Stored data entries
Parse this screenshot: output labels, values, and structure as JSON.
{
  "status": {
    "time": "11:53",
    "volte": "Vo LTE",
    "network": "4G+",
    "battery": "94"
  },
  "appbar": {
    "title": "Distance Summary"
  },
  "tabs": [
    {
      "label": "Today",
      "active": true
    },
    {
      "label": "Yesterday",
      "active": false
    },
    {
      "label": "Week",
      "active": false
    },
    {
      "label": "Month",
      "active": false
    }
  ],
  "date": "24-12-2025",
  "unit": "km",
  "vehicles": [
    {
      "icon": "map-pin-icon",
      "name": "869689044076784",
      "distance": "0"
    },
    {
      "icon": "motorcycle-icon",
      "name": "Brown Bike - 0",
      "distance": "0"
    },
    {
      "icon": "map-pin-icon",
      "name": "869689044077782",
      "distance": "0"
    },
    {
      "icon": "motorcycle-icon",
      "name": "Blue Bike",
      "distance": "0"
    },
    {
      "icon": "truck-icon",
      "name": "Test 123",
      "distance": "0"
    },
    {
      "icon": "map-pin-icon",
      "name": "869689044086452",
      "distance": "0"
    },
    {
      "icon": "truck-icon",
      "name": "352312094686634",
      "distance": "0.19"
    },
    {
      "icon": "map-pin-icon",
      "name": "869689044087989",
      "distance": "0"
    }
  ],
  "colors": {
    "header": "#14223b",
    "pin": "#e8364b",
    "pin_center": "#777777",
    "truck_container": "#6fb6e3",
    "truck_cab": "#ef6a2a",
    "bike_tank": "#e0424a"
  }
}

- **Short problem**
Retype the whole listing above exactly.

- **Output for this exercise**
Parse this screenshot: output labels, values, and structure as JSON.
{
  "status": {
    "time": "11:53",
    "volte": "Vo LTE",
    "network": "4G+",
    "battery": "94"
  },
  "appbar": {
    "title": "Distance Summary"
  },
  "tabs": [
    {
      "label": "Today",
      "active": true
    },
    {
      "label": "Yesterday",
      "active": false
    },
    {
      "label": "Week",
      "active": false
    },
    {
      "label": "Month",
      "active": false
    }
  ],
  "date": "24-12-2025",
  "unit": "km",
  "vehicles": [
    {
      "icon": "map-pin-icon",
      "name": "869689044076784",
      "distance": "0"
    },
    {
      "icon": "motorcycle-icon",
      "name": "Brown Bike - 0",
      "distance": "0"
    },
    {
      "icon": "map-pin-icon",
      "name": "869689044077782",
      "distance": "0"
    },
    {
      "icon": "motorcycle-icon",
      "name": "Blue Bike",
      "distance": "0"
    },
    {
      "icon": "truck-icon",
      "name": "Test 123",
      "distance": "0"
    },
    {
      "icon": "map-pin-icon",
      "name": "869689044086452",
      "distance": "0"
    },
    {
      "icon": "truck-icon",
      "name": "352312094686634",
      "distance": "0.19"
    },
    {
      "icon": "map-pin-icon",
      "name": "869689044087989",
      "distance": "0"
    }
  ],
  "colors": {
    "header": "#14223b",
    "pin": "#e8364b",
    "pin_center": "#777777",
    "truck_container": "#6fb6e3",
    "truck_cab": "#ef6a2a",
    "bike_tank": "#e0424a"
  }
}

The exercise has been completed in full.